--- Start Information supplied ---

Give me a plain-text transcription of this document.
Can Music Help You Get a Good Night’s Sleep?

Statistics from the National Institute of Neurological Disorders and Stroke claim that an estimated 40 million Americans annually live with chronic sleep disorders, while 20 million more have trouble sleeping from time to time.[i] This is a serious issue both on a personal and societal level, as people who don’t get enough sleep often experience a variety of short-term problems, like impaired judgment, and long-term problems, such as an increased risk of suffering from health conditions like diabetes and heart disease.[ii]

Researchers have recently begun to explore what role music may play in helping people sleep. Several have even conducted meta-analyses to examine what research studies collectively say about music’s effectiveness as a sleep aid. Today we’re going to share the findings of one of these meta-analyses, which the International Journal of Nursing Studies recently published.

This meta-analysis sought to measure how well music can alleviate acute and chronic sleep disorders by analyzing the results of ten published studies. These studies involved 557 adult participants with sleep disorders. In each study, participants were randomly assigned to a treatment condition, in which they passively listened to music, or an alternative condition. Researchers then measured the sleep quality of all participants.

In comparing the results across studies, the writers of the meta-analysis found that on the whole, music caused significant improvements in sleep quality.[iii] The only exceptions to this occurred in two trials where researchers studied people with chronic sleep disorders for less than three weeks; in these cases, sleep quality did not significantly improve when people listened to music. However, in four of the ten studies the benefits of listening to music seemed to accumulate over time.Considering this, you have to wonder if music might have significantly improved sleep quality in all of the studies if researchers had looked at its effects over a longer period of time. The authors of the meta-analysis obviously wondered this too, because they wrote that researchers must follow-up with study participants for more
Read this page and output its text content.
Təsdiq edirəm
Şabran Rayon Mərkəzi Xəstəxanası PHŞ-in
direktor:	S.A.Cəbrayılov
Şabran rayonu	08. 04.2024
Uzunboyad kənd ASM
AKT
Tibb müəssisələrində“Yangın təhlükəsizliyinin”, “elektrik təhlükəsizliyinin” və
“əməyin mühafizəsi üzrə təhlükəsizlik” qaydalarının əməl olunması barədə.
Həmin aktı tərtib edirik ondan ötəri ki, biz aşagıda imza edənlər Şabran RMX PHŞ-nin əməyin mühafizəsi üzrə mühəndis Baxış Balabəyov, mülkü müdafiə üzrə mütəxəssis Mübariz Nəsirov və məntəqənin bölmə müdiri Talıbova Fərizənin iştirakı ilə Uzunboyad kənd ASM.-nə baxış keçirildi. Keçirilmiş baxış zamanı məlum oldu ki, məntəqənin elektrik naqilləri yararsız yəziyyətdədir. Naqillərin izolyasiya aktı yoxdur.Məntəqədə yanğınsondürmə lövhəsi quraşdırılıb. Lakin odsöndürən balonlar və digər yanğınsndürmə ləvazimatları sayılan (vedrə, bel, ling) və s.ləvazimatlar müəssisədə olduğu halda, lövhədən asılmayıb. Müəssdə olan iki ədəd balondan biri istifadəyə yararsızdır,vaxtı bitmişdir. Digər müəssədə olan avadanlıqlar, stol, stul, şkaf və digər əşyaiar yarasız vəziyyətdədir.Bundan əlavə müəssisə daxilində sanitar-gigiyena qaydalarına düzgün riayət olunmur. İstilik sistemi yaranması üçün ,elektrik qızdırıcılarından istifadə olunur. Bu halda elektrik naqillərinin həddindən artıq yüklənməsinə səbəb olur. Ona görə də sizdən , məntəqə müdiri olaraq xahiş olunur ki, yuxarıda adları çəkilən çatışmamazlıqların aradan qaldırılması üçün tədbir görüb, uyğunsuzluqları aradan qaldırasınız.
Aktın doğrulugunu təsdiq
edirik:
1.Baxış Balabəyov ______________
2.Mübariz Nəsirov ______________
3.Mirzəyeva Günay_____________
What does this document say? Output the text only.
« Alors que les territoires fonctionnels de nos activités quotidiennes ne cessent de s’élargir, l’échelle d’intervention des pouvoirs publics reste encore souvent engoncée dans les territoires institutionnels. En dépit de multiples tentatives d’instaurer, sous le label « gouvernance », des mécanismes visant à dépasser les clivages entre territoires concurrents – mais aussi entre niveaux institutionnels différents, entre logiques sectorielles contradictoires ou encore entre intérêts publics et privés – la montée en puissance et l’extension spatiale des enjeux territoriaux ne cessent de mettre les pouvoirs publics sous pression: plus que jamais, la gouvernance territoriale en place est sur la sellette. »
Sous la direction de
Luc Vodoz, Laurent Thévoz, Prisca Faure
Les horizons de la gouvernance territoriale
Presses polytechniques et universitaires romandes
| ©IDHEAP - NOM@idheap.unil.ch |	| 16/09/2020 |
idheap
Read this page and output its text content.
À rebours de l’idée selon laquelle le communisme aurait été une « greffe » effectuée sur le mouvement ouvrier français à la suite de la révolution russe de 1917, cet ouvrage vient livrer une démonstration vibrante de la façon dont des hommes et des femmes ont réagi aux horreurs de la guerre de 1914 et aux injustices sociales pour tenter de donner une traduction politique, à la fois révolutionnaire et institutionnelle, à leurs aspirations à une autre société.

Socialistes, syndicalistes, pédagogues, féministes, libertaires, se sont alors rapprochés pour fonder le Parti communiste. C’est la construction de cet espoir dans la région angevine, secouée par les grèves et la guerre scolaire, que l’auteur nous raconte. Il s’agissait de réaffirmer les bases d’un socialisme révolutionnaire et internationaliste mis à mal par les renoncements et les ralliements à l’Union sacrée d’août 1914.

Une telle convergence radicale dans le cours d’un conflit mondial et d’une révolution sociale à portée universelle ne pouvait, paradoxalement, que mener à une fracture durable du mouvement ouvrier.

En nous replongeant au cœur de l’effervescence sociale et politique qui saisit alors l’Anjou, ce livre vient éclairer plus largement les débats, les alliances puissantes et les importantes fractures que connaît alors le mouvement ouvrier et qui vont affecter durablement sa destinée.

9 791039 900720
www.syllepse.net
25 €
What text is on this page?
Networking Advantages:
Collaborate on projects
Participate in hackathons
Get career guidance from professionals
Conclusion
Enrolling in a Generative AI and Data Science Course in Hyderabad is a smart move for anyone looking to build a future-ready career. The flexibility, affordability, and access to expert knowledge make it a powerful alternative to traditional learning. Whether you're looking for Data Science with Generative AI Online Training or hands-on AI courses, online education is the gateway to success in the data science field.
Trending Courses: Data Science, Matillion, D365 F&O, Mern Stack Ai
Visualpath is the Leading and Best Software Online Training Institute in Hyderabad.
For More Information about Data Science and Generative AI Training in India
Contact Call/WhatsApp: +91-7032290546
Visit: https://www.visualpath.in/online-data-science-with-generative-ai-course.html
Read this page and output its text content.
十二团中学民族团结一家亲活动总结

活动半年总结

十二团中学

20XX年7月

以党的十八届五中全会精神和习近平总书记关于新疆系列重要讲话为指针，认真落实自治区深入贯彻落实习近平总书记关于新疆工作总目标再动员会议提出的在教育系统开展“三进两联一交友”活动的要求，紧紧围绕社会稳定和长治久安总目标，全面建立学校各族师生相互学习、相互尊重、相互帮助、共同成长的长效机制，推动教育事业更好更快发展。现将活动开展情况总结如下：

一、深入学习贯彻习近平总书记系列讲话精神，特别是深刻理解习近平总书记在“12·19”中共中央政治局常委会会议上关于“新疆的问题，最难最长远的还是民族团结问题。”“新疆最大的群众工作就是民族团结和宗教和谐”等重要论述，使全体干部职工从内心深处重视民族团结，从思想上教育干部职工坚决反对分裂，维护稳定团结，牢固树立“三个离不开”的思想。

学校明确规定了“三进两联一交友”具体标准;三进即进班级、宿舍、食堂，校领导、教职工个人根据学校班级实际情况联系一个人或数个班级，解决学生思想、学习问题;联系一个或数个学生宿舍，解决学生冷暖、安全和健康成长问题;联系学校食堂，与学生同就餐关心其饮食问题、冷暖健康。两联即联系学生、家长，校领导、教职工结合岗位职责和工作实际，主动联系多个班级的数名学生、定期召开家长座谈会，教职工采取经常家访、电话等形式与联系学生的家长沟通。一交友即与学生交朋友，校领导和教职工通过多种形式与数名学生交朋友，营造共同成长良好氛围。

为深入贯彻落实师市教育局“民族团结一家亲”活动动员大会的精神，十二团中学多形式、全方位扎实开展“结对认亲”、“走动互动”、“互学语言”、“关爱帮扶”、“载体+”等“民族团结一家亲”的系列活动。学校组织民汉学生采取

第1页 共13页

--- End Information supplied ---

Set task: Search the entries for the word "idheap" and gather every line where it appears.

Complete output:
| ©IDHEAP - NOM@idheap.unil.ch |	| 16/09/2020 |
idheap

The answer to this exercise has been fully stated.